## [WORK INSTRUCTION]
Take from the listing each line that has the string "Riquer".

* * *

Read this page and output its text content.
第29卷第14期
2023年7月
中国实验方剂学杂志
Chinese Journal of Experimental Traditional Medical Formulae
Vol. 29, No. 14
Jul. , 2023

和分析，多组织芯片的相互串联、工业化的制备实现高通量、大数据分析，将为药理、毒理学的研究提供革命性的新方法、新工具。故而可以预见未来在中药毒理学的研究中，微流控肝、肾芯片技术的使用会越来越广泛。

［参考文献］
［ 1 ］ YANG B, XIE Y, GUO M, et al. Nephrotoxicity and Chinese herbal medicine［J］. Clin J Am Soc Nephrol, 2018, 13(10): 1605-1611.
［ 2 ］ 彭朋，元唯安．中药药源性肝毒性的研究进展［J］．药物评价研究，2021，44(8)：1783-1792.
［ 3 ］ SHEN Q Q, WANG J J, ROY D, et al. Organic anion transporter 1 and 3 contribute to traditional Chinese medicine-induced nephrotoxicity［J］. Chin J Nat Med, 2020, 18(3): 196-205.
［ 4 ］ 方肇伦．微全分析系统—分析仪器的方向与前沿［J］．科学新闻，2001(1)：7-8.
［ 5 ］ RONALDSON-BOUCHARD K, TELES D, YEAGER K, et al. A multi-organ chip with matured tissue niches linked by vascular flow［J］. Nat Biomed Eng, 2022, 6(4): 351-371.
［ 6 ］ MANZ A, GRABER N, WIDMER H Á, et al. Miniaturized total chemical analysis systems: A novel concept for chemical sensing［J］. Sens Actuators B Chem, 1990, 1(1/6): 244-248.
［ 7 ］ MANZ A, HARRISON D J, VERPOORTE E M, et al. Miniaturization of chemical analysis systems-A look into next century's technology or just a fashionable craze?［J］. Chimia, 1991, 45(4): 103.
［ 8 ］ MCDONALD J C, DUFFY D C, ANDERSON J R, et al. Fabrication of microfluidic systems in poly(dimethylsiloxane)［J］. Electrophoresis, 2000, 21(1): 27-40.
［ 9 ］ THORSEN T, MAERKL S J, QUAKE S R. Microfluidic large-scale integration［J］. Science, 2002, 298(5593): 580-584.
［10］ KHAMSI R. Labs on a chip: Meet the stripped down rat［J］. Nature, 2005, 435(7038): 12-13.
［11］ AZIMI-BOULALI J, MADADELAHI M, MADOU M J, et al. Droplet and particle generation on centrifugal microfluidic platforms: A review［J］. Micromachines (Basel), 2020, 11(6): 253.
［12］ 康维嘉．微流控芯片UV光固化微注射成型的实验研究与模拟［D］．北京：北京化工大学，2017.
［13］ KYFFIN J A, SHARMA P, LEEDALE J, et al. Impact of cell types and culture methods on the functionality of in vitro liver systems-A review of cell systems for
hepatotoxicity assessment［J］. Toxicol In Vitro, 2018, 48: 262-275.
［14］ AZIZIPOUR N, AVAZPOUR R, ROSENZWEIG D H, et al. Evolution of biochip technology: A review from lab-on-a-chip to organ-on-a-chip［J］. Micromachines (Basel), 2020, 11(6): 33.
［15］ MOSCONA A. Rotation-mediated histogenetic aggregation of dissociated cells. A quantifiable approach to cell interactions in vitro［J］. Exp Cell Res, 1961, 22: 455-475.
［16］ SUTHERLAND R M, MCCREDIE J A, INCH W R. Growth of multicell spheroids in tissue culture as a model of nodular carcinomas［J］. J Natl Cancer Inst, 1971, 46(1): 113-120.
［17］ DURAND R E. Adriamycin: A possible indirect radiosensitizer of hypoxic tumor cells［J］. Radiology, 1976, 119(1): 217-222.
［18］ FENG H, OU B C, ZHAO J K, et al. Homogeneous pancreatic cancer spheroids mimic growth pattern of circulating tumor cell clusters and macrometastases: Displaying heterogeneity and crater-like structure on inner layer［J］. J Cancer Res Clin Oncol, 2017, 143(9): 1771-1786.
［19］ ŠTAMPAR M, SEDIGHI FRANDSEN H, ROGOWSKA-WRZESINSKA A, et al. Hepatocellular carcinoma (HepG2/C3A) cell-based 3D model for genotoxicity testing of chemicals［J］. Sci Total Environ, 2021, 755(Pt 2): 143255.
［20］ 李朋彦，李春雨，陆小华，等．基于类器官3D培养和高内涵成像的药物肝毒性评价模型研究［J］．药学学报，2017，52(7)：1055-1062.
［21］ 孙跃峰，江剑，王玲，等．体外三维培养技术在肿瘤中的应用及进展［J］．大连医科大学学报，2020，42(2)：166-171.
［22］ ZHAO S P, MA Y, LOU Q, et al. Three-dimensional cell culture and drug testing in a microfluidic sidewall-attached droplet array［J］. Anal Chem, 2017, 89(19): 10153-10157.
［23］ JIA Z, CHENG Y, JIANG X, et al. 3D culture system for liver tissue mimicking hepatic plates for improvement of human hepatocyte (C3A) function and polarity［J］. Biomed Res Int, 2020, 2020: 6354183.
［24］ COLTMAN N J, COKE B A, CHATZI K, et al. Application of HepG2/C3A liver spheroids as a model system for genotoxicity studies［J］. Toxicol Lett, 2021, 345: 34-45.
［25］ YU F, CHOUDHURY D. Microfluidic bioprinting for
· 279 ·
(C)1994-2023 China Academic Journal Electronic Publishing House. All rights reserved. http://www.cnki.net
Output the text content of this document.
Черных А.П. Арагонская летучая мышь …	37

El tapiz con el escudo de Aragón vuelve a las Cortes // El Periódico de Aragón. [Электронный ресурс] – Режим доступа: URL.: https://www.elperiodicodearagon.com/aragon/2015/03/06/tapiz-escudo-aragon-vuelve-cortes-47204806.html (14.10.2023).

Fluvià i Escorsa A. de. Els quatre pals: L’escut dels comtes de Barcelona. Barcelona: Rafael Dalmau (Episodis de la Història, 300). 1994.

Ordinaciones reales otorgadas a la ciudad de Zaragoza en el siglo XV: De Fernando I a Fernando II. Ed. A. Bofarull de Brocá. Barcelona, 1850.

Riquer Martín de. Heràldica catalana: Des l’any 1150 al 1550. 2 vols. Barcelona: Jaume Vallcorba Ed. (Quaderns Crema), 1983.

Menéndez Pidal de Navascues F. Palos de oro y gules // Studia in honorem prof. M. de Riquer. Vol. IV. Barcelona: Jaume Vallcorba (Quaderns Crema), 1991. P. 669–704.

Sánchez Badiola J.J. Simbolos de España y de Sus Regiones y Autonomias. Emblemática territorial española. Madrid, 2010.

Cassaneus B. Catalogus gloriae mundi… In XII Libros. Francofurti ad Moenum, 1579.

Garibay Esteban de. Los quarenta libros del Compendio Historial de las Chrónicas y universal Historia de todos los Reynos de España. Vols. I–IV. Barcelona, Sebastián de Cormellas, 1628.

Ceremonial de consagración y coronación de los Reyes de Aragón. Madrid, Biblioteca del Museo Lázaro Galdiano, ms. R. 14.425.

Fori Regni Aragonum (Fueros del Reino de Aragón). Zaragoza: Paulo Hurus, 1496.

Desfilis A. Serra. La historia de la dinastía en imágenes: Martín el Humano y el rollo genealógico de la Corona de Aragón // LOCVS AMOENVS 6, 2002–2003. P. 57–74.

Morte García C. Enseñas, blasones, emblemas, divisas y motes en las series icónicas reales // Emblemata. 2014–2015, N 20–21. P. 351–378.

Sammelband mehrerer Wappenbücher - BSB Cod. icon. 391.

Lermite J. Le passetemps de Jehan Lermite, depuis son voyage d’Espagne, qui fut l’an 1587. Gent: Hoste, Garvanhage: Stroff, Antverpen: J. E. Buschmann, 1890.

* * *

## [ANSWER FOR THIS EXERCISE]
Riquer Martín de. Heràldica catalana: Des l’any 1150 al 1550. 2 vols. Barcelona: Jaume Vallcorba Ed. (Quaderns Crema), 1983.
Menéndez Pidal de Navascues F. Palos de oro y gules // Studia in honorem prof. M. de Riquer. Vol. IV. Barcelona: Jaume Vallcorba (Quaderns Crema), 1991. P. 669–704.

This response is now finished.